▸ **Exercise task**
Below are the records; locate each line with the word "BHTN" and copy it.

▸ **Record extracts**
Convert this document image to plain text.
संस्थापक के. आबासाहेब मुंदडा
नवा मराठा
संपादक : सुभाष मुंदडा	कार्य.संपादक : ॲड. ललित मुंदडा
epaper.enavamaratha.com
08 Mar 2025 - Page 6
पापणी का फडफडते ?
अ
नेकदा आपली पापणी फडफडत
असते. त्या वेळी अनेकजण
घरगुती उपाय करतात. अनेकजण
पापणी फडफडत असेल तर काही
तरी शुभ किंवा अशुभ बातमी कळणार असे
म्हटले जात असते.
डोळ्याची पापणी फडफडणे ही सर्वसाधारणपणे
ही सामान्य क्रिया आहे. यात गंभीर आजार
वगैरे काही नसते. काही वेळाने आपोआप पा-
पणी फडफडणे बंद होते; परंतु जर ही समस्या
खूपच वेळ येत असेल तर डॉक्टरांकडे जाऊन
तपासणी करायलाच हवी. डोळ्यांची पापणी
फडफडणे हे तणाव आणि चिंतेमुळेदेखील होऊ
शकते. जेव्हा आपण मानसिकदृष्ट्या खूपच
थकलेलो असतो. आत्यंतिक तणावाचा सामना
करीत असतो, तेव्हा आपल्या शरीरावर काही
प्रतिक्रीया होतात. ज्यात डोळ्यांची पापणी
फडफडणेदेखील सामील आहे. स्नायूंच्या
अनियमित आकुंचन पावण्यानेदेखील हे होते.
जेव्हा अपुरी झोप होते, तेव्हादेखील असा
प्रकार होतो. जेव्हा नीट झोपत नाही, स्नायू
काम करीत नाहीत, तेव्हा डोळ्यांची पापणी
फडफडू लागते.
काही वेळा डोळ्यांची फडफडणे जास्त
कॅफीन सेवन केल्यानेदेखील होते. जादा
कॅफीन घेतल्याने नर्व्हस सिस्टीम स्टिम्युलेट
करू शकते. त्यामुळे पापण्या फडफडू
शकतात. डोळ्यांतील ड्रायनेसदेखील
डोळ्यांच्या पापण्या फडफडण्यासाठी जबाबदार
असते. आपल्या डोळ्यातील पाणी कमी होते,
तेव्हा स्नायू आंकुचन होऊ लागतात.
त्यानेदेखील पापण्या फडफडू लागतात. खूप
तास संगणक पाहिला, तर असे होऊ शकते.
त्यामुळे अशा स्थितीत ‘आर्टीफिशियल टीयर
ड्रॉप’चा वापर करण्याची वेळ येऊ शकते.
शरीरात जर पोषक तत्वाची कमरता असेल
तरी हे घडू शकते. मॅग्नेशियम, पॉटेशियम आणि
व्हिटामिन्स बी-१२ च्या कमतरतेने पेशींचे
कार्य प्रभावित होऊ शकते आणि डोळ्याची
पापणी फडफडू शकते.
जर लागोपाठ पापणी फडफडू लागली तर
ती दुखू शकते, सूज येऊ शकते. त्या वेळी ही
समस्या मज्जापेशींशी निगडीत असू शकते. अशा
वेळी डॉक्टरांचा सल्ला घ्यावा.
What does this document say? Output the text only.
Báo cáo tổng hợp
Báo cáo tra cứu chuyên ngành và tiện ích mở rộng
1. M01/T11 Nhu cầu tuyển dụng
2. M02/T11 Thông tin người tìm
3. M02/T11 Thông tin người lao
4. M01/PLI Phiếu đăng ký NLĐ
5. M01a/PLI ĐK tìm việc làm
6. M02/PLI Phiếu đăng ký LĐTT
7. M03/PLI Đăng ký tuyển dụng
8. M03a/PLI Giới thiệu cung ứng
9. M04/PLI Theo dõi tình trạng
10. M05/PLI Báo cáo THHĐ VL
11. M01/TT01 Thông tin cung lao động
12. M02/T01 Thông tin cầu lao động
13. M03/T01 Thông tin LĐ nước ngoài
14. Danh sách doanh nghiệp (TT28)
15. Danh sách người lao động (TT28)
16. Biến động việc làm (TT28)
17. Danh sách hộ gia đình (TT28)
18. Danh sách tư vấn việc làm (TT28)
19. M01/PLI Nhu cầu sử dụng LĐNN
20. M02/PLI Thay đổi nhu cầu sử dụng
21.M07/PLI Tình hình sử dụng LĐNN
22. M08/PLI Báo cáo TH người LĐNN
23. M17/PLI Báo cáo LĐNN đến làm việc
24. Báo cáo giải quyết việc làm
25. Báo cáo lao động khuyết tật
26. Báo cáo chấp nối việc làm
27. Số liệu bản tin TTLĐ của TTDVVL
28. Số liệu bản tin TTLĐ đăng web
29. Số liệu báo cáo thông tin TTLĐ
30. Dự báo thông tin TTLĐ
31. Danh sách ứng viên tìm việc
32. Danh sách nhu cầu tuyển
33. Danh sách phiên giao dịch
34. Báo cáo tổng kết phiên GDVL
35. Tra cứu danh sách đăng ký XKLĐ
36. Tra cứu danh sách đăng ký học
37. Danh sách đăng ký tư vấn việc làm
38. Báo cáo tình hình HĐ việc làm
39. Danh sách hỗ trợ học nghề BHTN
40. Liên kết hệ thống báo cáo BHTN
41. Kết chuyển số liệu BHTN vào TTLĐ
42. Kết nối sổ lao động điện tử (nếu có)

▸ **Written response**
39. Danh sách hỗ trợ học nghề BHTN
40. Liên kết hệ thống báo cáo BHTN
41. Kết chuyển số liệu BHTN vào TTLĐ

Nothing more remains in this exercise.